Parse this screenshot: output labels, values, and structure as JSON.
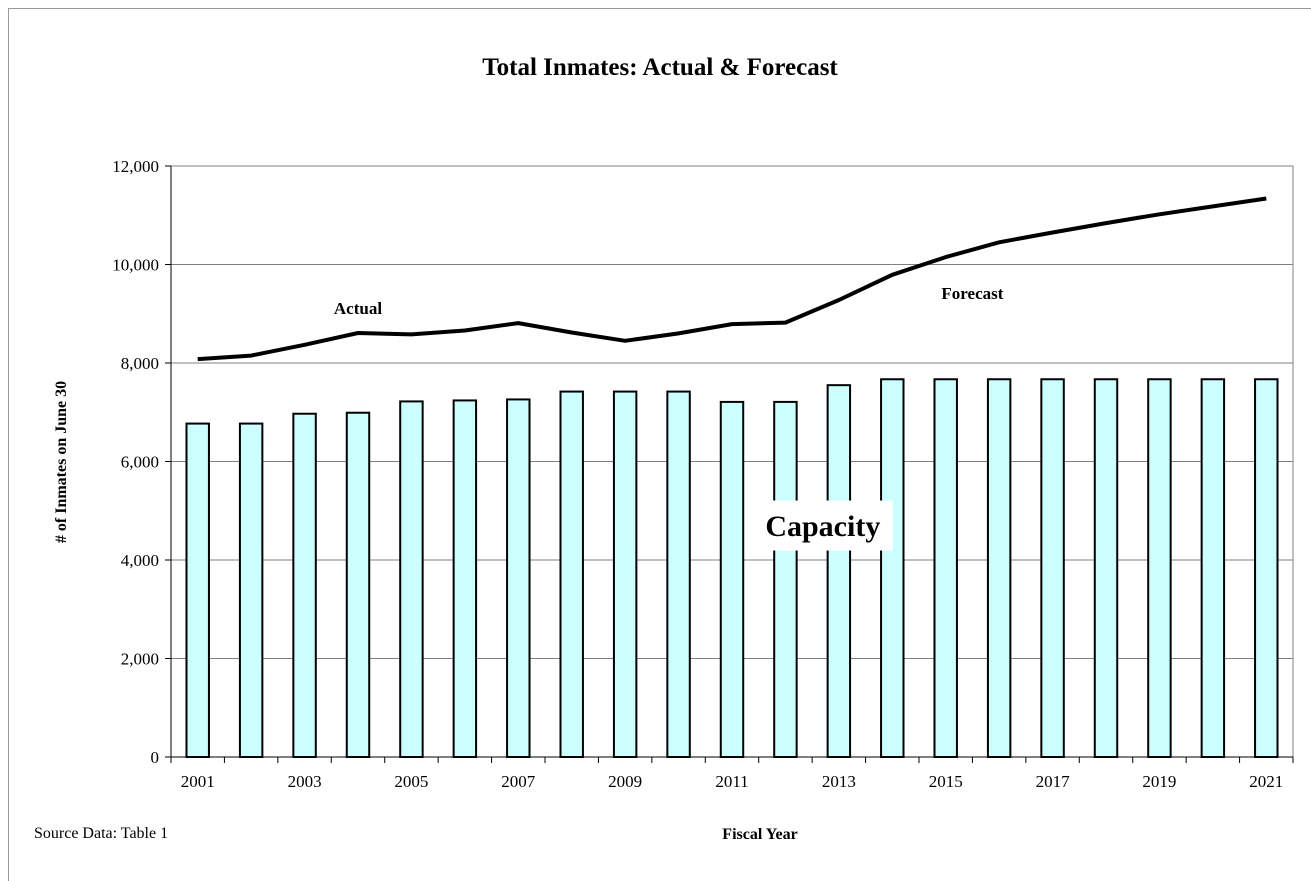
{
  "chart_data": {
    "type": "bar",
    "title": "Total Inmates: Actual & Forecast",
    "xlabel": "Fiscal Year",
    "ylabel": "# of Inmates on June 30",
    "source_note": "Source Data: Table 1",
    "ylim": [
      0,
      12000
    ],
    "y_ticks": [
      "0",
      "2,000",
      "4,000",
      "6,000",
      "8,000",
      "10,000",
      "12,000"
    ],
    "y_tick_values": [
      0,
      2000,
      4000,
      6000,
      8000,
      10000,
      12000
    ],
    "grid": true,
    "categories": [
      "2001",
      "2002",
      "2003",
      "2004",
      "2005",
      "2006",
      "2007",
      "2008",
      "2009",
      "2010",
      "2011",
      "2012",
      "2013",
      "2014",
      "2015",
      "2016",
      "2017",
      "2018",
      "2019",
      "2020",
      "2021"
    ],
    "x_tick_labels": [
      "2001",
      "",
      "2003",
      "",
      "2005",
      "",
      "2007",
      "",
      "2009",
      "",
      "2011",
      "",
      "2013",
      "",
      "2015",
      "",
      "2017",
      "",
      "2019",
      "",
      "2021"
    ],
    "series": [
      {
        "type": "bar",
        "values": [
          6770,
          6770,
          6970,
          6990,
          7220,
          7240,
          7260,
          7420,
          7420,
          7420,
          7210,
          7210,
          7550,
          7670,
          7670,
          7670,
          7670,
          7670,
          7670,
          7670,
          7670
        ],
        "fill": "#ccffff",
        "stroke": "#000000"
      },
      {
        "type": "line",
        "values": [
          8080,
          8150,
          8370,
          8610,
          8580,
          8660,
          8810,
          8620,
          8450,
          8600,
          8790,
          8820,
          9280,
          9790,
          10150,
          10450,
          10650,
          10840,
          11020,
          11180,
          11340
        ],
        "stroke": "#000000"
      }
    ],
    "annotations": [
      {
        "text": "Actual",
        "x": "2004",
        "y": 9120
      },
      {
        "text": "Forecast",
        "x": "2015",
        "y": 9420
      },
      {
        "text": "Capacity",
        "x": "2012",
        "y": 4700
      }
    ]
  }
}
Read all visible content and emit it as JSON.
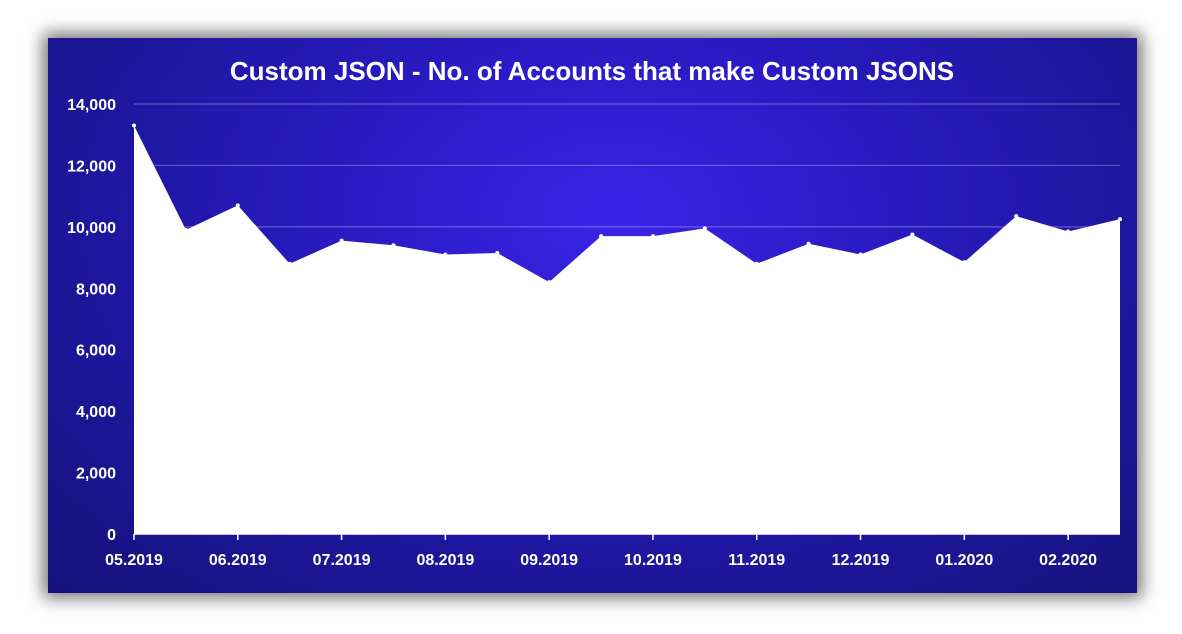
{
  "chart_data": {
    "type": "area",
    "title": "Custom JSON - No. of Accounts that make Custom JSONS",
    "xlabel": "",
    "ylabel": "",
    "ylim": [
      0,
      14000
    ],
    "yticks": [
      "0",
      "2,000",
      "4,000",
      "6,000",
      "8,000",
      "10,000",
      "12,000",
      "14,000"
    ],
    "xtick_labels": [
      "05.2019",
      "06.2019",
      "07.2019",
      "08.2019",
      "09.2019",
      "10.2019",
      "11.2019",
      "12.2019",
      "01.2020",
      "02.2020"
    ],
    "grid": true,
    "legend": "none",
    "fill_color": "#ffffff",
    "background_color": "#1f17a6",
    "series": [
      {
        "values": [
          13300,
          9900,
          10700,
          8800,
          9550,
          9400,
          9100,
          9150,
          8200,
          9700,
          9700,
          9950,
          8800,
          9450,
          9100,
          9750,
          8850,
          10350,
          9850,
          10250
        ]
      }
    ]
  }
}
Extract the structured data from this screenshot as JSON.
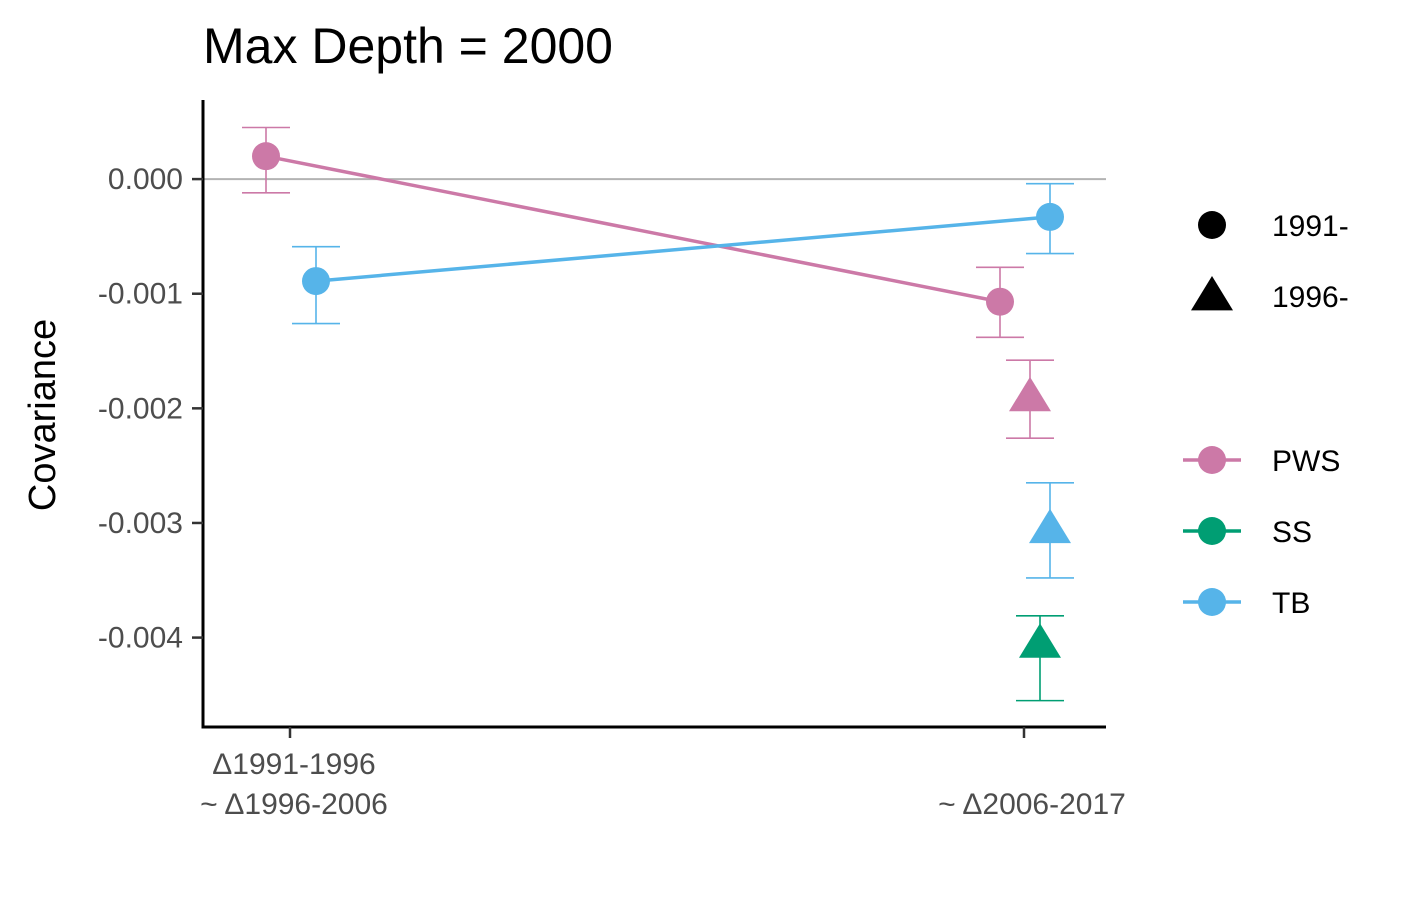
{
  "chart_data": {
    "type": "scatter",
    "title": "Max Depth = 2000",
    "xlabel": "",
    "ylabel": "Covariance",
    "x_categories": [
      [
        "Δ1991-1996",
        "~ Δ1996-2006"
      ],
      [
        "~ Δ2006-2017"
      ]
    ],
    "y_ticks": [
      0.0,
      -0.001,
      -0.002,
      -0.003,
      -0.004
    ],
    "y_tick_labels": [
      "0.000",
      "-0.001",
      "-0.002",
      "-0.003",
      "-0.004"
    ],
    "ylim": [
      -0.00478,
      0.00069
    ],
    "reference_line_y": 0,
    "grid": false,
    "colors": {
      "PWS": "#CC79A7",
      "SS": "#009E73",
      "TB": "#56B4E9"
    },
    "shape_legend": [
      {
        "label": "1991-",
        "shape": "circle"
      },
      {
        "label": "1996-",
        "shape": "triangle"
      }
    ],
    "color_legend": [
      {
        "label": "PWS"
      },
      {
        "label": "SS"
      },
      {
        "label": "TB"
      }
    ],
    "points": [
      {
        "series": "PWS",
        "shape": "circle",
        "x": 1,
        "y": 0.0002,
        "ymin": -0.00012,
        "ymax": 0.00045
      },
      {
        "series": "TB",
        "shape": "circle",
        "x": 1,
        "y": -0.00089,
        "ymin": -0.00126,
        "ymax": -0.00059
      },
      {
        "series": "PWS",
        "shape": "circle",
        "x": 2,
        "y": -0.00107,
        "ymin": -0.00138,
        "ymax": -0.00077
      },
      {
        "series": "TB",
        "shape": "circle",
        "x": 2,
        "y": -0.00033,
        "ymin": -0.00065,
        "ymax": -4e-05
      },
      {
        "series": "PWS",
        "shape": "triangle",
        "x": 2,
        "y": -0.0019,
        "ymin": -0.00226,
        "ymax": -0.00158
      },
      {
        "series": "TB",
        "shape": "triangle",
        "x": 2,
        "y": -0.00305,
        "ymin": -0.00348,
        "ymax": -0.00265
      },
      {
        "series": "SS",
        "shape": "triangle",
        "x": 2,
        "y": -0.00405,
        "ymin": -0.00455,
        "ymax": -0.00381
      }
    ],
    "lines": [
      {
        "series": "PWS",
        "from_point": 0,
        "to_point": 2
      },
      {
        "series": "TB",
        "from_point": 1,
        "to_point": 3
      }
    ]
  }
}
--- --- ---
GOAL
Go through the entries above and output them exactly, without pictures.

EXERCISE SOLUTION
Parse this screenshot: output labels, values, and structure as JSON.
{
  "chart_data": {
    "type": "bar",
    "title": "Total Inmates: Actual & Forecast",
    "xlabel": "Fiscal Year",
    "ylabel": "# of Inmates on June 30",
    "source_note": "Source Data: Table 1",
    "ylim": [
      0,
      12000
    ],
    "y_ticks": [
      "0",
      "2,000",
      "4,000",
      "6,000",
      "8,000",
      "10,000",
      "12,000"
    ],
    "y_tick_values": [
      0,
      2000,
      4000,
      6000,
      8000,
      10000,
      12000
    ],
    "grid": true,
    "categories": [
      "2001",
      "2002",
      "2003",
      "2004",
      "2005",
      "2006",
      "2007",
      "2008",
      "2009",
      "2010",
      "2011",
      "2012",
      "2013",
      "2014",
      "2015",
      "2016",
      "2017",
      "2018",
      "2019",
      "2020",
      "2021"
    ],
    "x_tick_labels": [
      "2001",
      "",
      "2003",
      "",
      "2005",
      "",
      "2007",
      "",
      "2009",
      "",
      "2011",
      "",
      "2013",
      "",
      "2015",
      "",
      "2017",
      "",
      "2019",
      "",
      "2021"
    ],
    "series": [
      {
        "type": "bar",
        "values": [
          6770,
          6770,
          6970,
          6990,
          7220,
          7240,
          7260,
          7420,
          7420,
          7420,
          7210,
          7210,
          7550,
          7670,
          7670,
          7670,
          7670,
          7670,
          7670,
          7670,
          7670
        ],
        "fill": "#ccffff",
        "stroke": "#000000"
      },
      {
        "type": "line",
        "values": [
          8080,
          8150,
          8370,
          8610,
          8580,
          8660,
          8810,
          8620,
          8450,
          8600,
          8790,
          8820,
          9280,
          9790,
          10150,
          10450,
          10650,
          10840,
          11020,
          11180,
          11340
        ],
        "stroke": "#000000"
      }
    ],
    "annotations": [
      {
        "text": "Actual",
        "x": "2004",
        "y": 9120
      },
      {
        "text": "Forecast",
        "x": "2015",
        "y": 9420
      },
      {
        "text": "Capacity",
        "x": "2012",
        "y": 4700
      }
    ]
  }
}
Read all visible content and emit it as JSON.
{
  "chart_data": {
    "type": "area",
    "title": "Custom JSON - No. of Accounts that make Custom JSONS",
    "xlabel": "",
    "ylabel": "",
    "ylim": [
      0,
      14000
    ],
    "yticks": [
      "0",
      "2,000",
      "4,000",
      "6,000",
      "8,000",
      "10,000",
      "12,000",
      "14,000"
    ],
    "xtick_labels": [
      "05.2019",
      "06.2019",
      "07.2019",
      "08.2019",
      "09.2019",
      "10.2019",
      "11.2019",
      "12.2019",
      "01.2020",
      "02.2020"
    ],
    "grid": true,
    "legend": "none",
    "fill_color": "#ffffff",
    "background_color": "#1f17a6",
    "series": [
      {
        "values": [
          13300,
          9900,
          10700,
          8800,
          9550,
          9400,
          9100,
          9150,
          8200,
          9700,
          9700,
          9950,
          8800,
          9450,
          9100,
          9750,
          8850,
          10350,
          9850,
          10250
        ]
      }
    ]
  }
}
Extract the structured data from this screenshot as JSON.
{
  "chart_data": {
    "type": "scatter",
    "title": "Max Depth = 2000",
    "xlabel": "",
    "ylabel": "Covariance",
    "x_categories": [
      [
        "Δ1991-1996",
        "~ Δ1996-2006"
      ],
      [
        "~ Δ2006-2017"
      ]
    ],
    "y_ticks": [
      0.0,
      -0.001,
      -0.002,
      -0.003,
      -0.004
    ],
    "y_tick_labels": [
      "0.000",
      "-0.001",
      "-0.002",
      "-0.003",
      "-0.004"
    ],
    "ylim": [
      -0.00478,
      0.00069
    ],
    "reference_line_y": 0,
    "grid": false,
    "colors": {
      "PWS": "#CC79A7",
      "SS": "#009E73",
      "TB": "#56B4E9"
    },
    "shape_legend": [
      {
        "label": "1991-",
        "shape": "circle"
      },
      {
        "label": "1996-",
        "shape": "triangle"
      }
    ],
    "color_legend": [
      {
        "label": "PWS"
      },
      {
        "label": "SS"
      },
      {
        "label": "TB"
      }
    ],
    "points": [
      {
        "series": "PWS",
        "shape": "circle",
        "x": 1,
        "y": 0.0002,
        "ymin": -0.00012,
        "ymax": 0.00045
      },
      {
        "series": "TB",
        "shape": "circle",
        "x": 1,
        "y": -0.00089,
        "ymin": -0.00126,
        "ymax": -0.00059
      },
      {
        "series": "PWS",
        "shape": "circle",
        "x": 2,
        "y": -0.00107,
        "ymin": -0.00138,
        "ymax": -0.00077
      },
      {
        "series": "TB",
        "shape": "circle",
        "x": 2,
        "y": -0.00033,
        "ymin": -0.00065,
        "ymax": -4e-05
      },
      {
        "series": "PWS",
        "shape": "triangle",
        "x": 2,
        "y": -0.0019,
        "ymin": -0.00226,
        "ymax": -0.00158
      },
      {
        "series": "TB",
        "shape": "triangle",
        "x": 2,
        "y": -0.00305,
        "ymin": -0.00348,
        "ymax": -0.00265
      },
      {
        "series": "SS",
        "shape": "triangle",
        "x": 2,
        "y": -0.00405,
        "ymin": -0.00455,
        "ymax": -0.00381
      }
    ],
    "lines": [
      {
        "series": "PWS",
        "from_point": 0,
        "to_point": 2
      },
      {
        "series": "TB",
        "from_point": 1,
        "to_point": 3
      }
    ]
  }
}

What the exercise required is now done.